PENGGALAN TEKS:
Rasa tersudut dapat dilihat melalui unsur intralingual berupa kalimat
“Gara-gara surat edaran ini saya dihajar oleh komisi III, komisi III mengatakan Anda ini diktator, Anda ini tidak memiliki kebebasan.” Unsur ekstralingual berupa
fenomena konteks praanggapan dari Abdurahman juga menyertai tuturan. Namun unsur ekstralingual berupa tanda-tanda ketubuhan tidak terlihat.
Tuturan tersebut dipersepsi sebagai tuturan yang santun karena Abdurahman dalam menuturkan rasa tersudutnya tidak menggunakan emosi
walaupun kenyataannya dia sangat tertekan ketika komisi III DPR menghajar dia dengan bulliying. Hal itu juga sesuai dengan prinsip kesantunan Pranowo
104:2012 yaitu empan papan, menyesuaikan diri dengan tempat. Dalam konteks ini, karena sifat ILC yang formal, Abdurahman dalam bertutur kata juga
menyesuaikan diri dengan tempat dimana dirinya menuturkan tuturannya. Berdasarkan ke dua contoh di atas dapat disimpulkan bahwa tuturan yang
bernilai rasa tersudut merupakan tuturan yang santun karena penutur dalam
mengungkapkan perasaan tersudutnya tidak mengeluarkan emosi berlebih dan sesuai dengan prinsip kesantunan empan papan. Misalnya pada contoh
NR.16ILC4-11- 2014 “Kemudian yang belakangan ini yang menjadi beban bagi
saya ...” Henri Yoso dalam bertutur kata juga menyesuaikan diri dengan tempat
dimana dirinya menuturkan tuturannya. Kemudian pada contoh NR.178ILC25- 11-
2014 “Gara-gara surat edaran ini saya dihajar oleh komisi III….” Abduahman dalam bertutur juga menyesuaikan diri dengan tempat dimana dirinya
menuturkan tuturannya. Selain itu nilai rasa tersdut dapat dimunculkan melalui unsur intralingual
berup akalimat yang disertai unsur ekstralingual berupa fenomena konteks. Namun, unsur ekstralingual berupa tanda ketubuhan tidak terlihat. Hal itu karena
tergantung pada keekspresifa penutu dan sifat ILC yang formal sehingga hnarasumber yang diundang juga harus menjaga sikap.

Data analisis tata letak dokumen:
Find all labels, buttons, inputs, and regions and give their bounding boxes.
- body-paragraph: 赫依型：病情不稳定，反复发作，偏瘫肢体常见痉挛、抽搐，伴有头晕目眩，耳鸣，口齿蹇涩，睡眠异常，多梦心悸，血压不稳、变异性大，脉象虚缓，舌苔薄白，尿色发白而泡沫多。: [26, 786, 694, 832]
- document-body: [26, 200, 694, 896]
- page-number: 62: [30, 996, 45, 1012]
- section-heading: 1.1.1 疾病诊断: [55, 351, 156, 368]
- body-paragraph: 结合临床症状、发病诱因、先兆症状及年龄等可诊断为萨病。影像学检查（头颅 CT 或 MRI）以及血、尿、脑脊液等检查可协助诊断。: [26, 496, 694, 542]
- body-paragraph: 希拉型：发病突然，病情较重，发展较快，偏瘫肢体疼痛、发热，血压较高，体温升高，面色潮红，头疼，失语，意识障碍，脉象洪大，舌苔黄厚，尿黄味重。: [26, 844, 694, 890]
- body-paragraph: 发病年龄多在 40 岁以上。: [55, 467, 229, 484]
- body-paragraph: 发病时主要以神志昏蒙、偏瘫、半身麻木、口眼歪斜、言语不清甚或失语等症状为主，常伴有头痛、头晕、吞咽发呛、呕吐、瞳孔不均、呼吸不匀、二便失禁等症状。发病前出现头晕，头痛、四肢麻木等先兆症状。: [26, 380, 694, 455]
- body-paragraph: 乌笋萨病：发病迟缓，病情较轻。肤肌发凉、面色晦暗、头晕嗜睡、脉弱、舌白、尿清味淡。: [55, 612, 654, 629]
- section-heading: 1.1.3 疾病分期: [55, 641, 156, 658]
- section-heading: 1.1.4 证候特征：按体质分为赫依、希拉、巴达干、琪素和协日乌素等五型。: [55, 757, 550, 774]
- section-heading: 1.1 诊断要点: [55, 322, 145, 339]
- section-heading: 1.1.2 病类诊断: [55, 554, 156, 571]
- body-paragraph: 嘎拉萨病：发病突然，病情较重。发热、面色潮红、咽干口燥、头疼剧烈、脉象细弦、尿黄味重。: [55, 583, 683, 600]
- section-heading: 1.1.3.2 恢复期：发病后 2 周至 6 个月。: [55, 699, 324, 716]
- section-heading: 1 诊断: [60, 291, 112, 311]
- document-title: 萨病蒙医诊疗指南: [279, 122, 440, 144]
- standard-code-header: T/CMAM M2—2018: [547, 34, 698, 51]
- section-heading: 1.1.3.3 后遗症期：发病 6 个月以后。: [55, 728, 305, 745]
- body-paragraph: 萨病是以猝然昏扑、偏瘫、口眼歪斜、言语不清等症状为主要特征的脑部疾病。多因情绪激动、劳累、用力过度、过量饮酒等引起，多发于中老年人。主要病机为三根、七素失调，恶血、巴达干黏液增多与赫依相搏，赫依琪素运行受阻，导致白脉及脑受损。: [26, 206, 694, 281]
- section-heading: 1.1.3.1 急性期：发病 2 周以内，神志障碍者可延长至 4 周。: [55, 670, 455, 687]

TUGAS 1: Salin persis bagian dari penggalan teks tentang tuturan bernilai rasa tersudut, mulai dengan "Rasa tersudut dapat" dan berlanjut sampai "tanda-tanda ketubuhan tidak terlihat.".
TUGAS 2:
Jawablah pertanyaan berikut berdasarkan penggalan teks tentang tuturan bernilai rasa tersudut.
(a) Menurut tuturan Abdurahman, apa yang dikatakan komisi III tentang dirinya?
(b) Apa nama prinsip kesantunan Pranowo yang disebut, dan apa maknanya?
(c) Bagaimana sifat ILC menurut penggalan teks?

JAWABAN LATIHAN 1:
Rasa tersudut dapat dilihat melalui unsur intralingual berupa kalimat
“Gara-gara surat edaran ini saya dihajar oleh komisi III, komisi III mengatakan Anda ini diktator, Anda ini tidak memiliki kebebasan.” Unsur ekstralingual berupa
fenomena konteks praanggapan dari Abdurahman juga menyertai tuturan. Namun unsur ekstralingual berupa tanda-tanda ketubuhan tidak terlihat.

JAWABAN LATIHAN 2:
(a) Komisi III mengatakan bahwa dia diktator dan tidak memiliki kebebasan.
(b) Prinsip itu bernama empan papan, yaitu menyesuaikan diri dengan tempat.
(c) ILC bersifat formal.